§ **Stated goal**: Render every entry exactly as it appears.

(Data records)
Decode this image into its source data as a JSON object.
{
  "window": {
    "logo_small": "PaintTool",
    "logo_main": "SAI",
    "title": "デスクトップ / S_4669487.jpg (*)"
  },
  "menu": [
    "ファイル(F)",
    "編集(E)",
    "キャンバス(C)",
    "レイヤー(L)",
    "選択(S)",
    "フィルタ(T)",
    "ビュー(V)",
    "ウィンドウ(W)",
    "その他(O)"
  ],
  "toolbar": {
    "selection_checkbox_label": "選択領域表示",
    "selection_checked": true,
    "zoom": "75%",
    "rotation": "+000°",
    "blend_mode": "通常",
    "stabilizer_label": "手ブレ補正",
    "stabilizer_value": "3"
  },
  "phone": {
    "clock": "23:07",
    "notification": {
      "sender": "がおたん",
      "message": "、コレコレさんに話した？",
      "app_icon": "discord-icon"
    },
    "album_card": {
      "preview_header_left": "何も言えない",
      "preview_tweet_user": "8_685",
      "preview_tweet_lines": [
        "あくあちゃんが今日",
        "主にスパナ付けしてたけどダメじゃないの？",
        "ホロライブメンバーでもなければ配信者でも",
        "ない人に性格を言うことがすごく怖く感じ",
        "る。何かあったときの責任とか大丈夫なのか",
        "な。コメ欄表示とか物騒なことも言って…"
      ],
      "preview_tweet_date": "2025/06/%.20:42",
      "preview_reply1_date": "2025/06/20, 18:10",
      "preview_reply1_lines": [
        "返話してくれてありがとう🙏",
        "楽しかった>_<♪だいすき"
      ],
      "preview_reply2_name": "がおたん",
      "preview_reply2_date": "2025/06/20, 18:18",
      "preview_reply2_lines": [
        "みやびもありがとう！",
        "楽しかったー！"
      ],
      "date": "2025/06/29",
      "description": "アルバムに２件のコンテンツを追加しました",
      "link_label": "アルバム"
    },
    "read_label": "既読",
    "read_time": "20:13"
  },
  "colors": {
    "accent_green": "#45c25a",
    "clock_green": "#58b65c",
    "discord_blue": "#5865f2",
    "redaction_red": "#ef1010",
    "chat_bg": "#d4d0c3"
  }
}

§ **Task solution**:
Decode this image into its source data as a JSON object.
{
  "window": {
    "logo_small": "PaintTool",
    "logo_main": "SAI",
    "title": "デスクトップ / S_4669487.jpg (*)"
  },
  "menu": [
    "ファイル(F)",
    "編集(E)",
    "キャンバス(C)",
    "レイヤー(L)",
    "選択(S)",
    "フィルタ(T)",
    "ビュー(V)",
    "ウィンドウ(W)",
    "その他(O)"
  ],
  "toolbar": {
    "selection_checkbox_label": "選択領域表示",
    "selection_checked": true,
    "zoom": "75%",
    "rotation": "+000°",
    "blend_mode": "通常",
    "stabilizer_label": "手ブレ補正",
    "stabilizer_value": "3"
  },
  "phone": {
    "clock": "23:07",
    "notification": {
      "sender": "がおたん",
      "message": "、コレコレさんに話した？",
      "app_icon": "discord-icon"
    },
    "album_card": {
      "preview_header_left": "何も言えない",
      "preview_tweet_user": "8_685",
      "preview_tweet_lines": [
        "あくあちゃんが今日",
        "主にスパナ付けしてたけどダメじゃないの？",
        "ホロライブメンバーでもなければ配信者でも",
        "ない人に性格を言うことがすごく怖く感じ",
        "る。何かあったときの責任とか大丈夫なのか",
        "な。コメ欄表示とか物騒なことも言って…"
      ],
      "preview_tweet_date": "2025/06/%.20:42",
      "preview_reply1_date": "2025/06/20, 18:10",
      "preview_reply1_lines": [
        "返話してくれてありがとう🙏",
        "楽しかった>_<♪だいすき"
      ],
      "preview_reply2_name": "がおたん",
      "preview_reply2_date": "2025/06/20, 18:18",
      "preview_reply2_lines": [
        "みやびもありがとう！",
        "楽しかったー！"
      ],
      "date": "2025/06/29",
      "description": "アルバムに２件のコンテンツを追加しました",
      "link_label": "アルバム"
    },
    "read_label": "既読",
    "read_time": "20:13"
  },
  "colors": {
    "accent_green": "#45c25a",
    "clock_green": "#58b65c",
    "discord_blue": "#5865f2",
    "redaction_red": "#ef1010",
    "chat_bg": "#d4d0c3"
  }
}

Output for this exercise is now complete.